> _Task details_
Below is some material; transcribe all of it exactly.

> _Supplied entries_
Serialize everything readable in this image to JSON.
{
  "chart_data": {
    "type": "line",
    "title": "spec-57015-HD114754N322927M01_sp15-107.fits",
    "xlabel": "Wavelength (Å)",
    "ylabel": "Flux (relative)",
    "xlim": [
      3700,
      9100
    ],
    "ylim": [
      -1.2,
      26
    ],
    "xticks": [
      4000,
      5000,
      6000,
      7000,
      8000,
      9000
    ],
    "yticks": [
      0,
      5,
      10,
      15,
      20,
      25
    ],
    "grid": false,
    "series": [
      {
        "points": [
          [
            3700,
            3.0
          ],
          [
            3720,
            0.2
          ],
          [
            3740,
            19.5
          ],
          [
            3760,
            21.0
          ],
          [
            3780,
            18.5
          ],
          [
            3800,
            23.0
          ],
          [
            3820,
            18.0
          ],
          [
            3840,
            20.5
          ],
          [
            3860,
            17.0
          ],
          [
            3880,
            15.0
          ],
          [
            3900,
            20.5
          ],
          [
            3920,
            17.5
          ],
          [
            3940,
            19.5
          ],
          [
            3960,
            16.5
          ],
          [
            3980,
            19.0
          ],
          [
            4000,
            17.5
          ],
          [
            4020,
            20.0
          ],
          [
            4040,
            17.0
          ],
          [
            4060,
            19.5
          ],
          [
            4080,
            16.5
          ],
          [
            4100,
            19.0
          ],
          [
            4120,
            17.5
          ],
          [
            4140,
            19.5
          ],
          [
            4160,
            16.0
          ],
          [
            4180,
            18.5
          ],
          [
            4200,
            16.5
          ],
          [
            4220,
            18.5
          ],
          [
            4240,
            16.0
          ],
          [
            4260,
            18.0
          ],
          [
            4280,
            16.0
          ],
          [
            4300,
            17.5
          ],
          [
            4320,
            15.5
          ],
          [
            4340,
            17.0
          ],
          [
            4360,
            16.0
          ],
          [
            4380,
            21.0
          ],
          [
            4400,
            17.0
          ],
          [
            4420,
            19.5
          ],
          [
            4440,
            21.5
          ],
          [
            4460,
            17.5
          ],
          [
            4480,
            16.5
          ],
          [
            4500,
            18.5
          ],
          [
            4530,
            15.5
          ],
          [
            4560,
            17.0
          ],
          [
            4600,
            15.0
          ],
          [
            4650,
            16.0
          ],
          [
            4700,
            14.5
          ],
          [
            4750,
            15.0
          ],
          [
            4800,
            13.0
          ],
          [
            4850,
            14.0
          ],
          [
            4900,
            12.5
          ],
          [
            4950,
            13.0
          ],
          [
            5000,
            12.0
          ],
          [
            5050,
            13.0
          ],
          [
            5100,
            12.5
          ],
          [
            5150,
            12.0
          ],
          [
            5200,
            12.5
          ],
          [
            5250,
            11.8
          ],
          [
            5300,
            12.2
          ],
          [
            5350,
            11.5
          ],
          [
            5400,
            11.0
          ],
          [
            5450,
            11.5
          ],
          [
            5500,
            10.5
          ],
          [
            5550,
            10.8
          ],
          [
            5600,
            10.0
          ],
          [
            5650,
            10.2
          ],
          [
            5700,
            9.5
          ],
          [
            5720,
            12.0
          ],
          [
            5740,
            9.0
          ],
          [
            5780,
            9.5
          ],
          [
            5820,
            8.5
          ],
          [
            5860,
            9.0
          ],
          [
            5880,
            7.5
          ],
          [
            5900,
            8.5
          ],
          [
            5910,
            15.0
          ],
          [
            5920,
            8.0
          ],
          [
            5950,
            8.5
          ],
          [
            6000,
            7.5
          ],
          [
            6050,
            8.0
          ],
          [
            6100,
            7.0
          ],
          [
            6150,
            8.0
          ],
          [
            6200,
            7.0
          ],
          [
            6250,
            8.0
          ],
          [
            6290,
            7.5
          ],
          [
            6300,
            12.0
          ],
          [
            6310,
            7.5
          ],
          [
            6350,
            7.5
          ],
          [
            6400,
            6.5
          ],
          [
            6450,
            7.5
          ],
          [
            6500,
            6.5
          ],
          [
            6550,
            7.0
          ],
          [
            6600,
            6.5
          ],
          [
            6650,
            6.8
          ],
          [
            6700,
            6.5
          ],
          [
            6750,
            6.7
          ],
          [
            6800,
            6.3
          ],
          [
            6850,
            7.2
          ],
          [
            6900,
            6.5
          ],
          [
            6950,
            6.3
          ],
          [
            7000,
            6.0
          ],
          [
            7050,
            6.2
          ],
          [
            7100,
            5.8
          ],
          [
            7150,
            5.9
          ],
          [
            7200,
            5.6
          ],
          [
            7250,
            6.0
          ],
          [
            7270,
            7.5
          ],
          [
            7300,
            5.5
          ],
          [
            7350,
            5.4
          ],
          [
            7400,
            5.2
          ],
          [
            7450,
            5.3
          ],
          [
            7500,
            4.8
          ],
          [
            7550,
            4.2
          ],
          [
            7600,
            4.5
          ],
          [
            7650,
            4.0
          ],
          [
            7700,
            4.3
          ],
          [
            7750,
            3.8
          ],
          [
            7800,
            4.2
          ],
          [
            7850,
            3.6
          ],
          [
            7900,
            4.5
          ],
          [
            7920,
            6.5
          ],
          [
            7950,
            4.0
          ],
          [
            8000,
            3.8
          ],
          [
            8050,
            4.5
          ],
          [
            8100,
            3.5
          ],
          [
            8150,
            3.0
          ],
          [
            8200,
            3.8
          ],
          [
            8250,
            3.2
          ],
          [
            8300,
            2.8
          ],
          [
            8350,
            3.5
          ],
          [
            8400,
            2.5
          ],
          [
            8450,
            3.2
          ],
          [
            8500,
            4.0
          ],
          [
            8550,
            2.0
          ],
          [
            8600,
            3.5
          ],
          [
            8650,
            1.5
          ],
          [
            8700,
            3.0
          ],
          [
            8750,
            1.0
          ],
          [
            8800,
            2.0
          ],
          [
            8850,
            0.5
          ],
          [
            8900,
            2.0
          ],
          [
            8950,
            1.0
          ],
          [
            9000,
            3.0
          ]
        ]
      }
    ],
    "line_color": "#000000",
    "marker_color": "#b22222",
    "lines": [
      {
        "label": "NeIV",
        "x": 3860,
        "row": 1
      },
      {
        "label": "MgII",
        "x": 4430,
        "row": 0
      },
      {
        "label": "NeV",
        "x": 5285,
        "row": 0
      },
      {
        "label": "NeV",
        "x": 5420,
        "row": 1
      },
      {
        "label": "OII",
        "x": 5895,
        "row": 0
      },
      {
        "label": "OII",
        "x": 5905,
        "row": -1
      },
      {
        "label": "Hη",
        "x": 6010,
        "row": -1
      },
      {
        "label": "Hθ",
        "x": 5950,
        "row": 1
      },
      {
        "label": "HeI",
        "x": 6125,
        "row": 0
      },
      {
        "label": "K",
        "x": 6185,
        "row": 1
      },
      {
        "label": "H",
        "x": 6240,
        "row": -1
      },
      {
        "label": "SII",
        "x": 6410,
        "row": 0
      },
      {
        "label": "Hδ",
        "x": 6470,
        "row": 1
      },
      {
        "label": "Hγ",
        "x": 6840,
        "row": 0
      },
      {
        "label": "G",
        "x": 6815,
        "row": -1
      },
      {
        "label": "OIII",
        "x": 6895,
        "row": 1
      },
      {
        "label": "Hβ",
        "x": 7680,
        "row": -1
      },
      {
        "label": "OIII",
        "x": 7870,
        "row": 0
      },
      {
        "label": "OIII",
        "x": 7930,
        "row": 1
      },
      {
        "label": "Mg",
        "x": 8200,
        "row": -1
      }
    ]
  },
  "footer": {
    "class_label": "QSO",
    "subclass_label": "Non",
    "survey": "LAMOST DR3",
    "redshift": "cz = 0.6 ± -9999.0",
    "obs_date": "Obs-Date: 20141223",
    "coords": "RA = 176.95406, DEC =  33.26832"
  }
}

> _Full solution_
Serialize everything readable in this image to JSON.
{
  "chart_data": {
    "type": "line",
    "title": "spec-57015-HD114754N322927M01_sp15-107.fits",
    "xlabel": "Wavelength (Å)",
    "ylabel": "Flux (relative)",
    "xlim": [
      3700,
      9100
    ],
    "ylim": [
      -1.2,
      26
    ],
    "xticks": [
      4000,
      5000,
      6000,
      7000,
      8000,
      9000
    ],
    "yticks": [
      0,
      5,
      10,
      15,
      20,
      25
    ],
    "grid": false,
    "series": [
      {
        "points": [
          [
            3700,
            3.0
          ],
          [
            3720,
            0.2
          ],
          [
            3740,
            19.5
          ],
          [
            3760,
            21.0
          ],
          [
            3780,
            18.5
          ],
          [
            3800,
            23.0
          ],
          [
            3820,
            18.0
          ],
          [
            3840,
            20.5
          ],
          [
            3860,
            17.0
          ],
          [
            3880,
            15.0
          ],
          [
            3900,
            20.5
          ],
          [
            3920,
            17.5
          ],
          [
            3940,
            19.5
          ],
          [
            3960,
            16.5
          ],
          [
            3980,
            19.0
          ],
          [
            4000,
            17.5
          ],
          [
            4020,
            20.0
          ],
          [
            4040,
            17.0
          ],
          [
            4060,
            19.5
          ],
          [
            4080,
            16.5
          ],
          [
            4100,
            19.0
          ],
          [
            4120,
            17.5
          ],
          [
            4140,
            19.5
          ],
          [
            4160,
            16.0
          ],
          [
            4180,
            18.5
          ],
          [
            4200,
            16.5
          ],
          [
            4220,
            18.5
          ],
          [
            4240,
            16.0
          ],
          [
            4260,
            18.0
          ],
          [
            4280,
            16.0
          ],
          [
            4300,
            17.5
          ],
          [
            4320,
            15.5
          ],
          [
            4340,
            17.0
          ],
          [
            4360,
            16.0
          ],
          [
            4380,
            21.0
          ],
          [
            4400,
            17.0
          ],
          [
            4420,
            19.5
          ],
          [
            4440,
            21.5
          ],
          [
            4460,
            17.5
          ],
          [
            4480,
            16.5
          ],
          [
            4500,
            18.5
          ],
          [
            4530,
            15.5
          ],
          [
            4560,
            17.0
          ],
          [
            4600,
            15.0
          ],
          [
            4650,
            16.0
          ],
          [
            4700,
            14.5
          ],
          [
            4750,
            15.0
          ],
          [
            4800,
            13.0
          ],
          [
            4850,
            14.0
          ],
          [
            4900,
            12.5
          ],
          [
            4950,
            13.0
          ],
          [
            5000,
            12.0
          ],
          [
            5050,
            13.0
          ],
          [
            5100,
            12.5
          ],
          [
            5150,
            12.0
          ],
          [
            5200,
            12.5
          ],
          [
            5250,
            11.8
          ],
          [
            5300,
            12.2
          ],
          [
            5350,
            11.5
          ],
          [
            5400,
            11.0
          ],
          [
            5450,
            11.5
          ],
          [
            5500,
            10.5
          ],
          [
            5550,
            10.8
          ],
          [
            5600,
            10.0
          ],
          [
            5650,
            10.2
          ],
          [
            5700,
            9.5
          ],
          [
            5720,
            12.0
          ],
          [
            5740,
            9.0
          ],
          [
            5780,
            9.5
          ],
          [
            5820,
            8.5
          ],
          [
            5860,
            9.0
          ],
          [
            5880,
            7.5
          ],
          [
            5900,
            8.5
          ],
          [
            5910,
            15.0
          ],
          [
            5920,
            8.0
          ],
          [
            5950,
            8.5
          ],
          [
            6000,
            7.5
          ],
          [
            6050,
            8.0
          ],
          [
            6100,
            7.0
          ],
          [
            6150,
            8.0
          ],
          [
            6200,
            7.0
          ],
          [
            6250,
            8.0
          ],
          [
            6290,
            7.5
          ],
          [
            6300,
            12.0
          ],
          [
            6310,
            7.5
          ],
          [
            6350,
            7.5
          ],
          [
            6400,
            6.5
          ],
          [
            6450,
            7.5
          ],
          [
            6500,
            6.5
          ],
          [
            6550,
            7.0
          ],
          [
            6600,
            6.5
          ],
          [
            6650,
            6.8
          ],
          [
            6700,
            6.5
          ],
          [
            6750,
            6.7
          ],
          [
            6800,
            6.3
          ],
          [
            6850,
            7.2
          ],
          [
            6900,
            6.5
          ],
          [
            6950,
            6.3
          ],
          [
            7000,
            6.0
          ],
          [
            7050,
            6.2
          ],
          [
            7100,
            5.8
          ],
          [
            7150,
            5.9
          ],
          [
            7200,
            5.6
          ],
          [
            7250,
            6.0
          ],
          [
            7270,
            7.5
          ],
          [
            7300,
            5.5
          ],
          [
            7350,
            5.4
          ],
          [
            7400,
            5.2
          ],
          [
            7450,
            5.3
          ],
          [
            7500,
            4.8
          ],
          [
            7550,
            4.2
          ],
          [
            7600,
            4.5
          ],
          [
            7650,
            4.0
          ],
          [
            7700,
            4.3
          ],
          [
            7750,
            3.8
          ],
          [
            7800,
            4.2
          ],
          [
            7850,
            3.6
          ],
          [
            7900,
            4.5
          ],
          [
            7920,
            6.5
          ],
          [
            7950,
            4.0
          ],
          [
            8000,
            3.8
          ],
          [
            8050,
            4.5
          ],
          [
            8100,
            3.5
          ],
          [
            8150,
            3.0
          ],
          [
            8200,
            3.8
          ],
          [
            8250,
            3.2
          ],
          [
            8300,
            2.8
          ],
          [
            8350,
            3.5
          ],
          [
            8400,
            2.5
          ],
          [
            8450,
            3.2
          ],
          [
            8500,
            4.0
          ],
          [
            8550,
            2.0
          ],
          [
            8600,
            3.5
          ],
          [
            8650,
            1.5
          ],
          [
            8700,
            3.0
          ],
          [
            8750,
            1.0
          ],
          [
            8800,
            2.0
          ],
          [
            8850,
            0.5
          ],
          [
            8900,
            2.0
          ],
          [
            8950,
            1.0
          ],
          [
            9000,
            3.0
          ]
        ]
      }
    ],
    "line_color": "#000000",
    "marker_color": "#b22222",
    "lines": [
      {
        "label": "NeIV",
        "x": 3860,
        "row": 1
      },
      {
        "label": "MgII",
        "x": 4430,
        "row": 0
      },
      {
        "label": "NeV",
        "x": 5285,
        "row": 0
      },
      {
        "label": "NeV",
        "x": 5420,
        "row": 1
      },
      {
        "label": "OII",
        "x": 5895,
        "row": 0
      },
      {
        "label": "OII",
        "x": 5905,
        "row": -1
      },
      {
        "label": "Hη",
        "x": 6010,
        "row": -1
      },
      {
        "label": "Hθ",
        "x": 5950,
        "row": 1
      },
      {
        "label": "HeI",
        "x": 6125,
        "row": 0
      },
      {
        "label": "K",
        "x": 6185,
        "row": 1
      },
      {
        "label": "H",
        "x": 6240,
        "row": -1
      },
      {
        "label": "SII",
        "x": 6410,
        "row": 0
      },
      {
        "label": "Hδ",
        "x": 6470,
        "row": 1
      },
      {
        "label": "Hγ",
        "x": 6840,
        "row": 0
      },
      {
        "label": "G",
        "x": 6815,
        "row": -1
      },
      {
        "label": "OIII",
        "x": 6895,
        "row": 1
      },
      {
        "label": "Hβ",
        "x": 7680,
        "row": -1
      },
      {
        "label": "OIII",
        "x": 7870,
        "row": 0
      },
      {
        "label": "OIII",
        "x": 7930,
        "row": 1
      },
      {
        "label": "Mg",
        "x": 8200,
        "row": -1
      }
    ]
  },
  "footer": {
    "class_label": "QSO",
    "subclass_label": "Non",
    "survey": "LAMOST DR3",
    "redshift": "cz = 0.6 ± -9999.0",
    "obs_date": "Obs-Date: 20141223",
    "coords": "RA = 176.95406, DEC =  33.26832"
  }
}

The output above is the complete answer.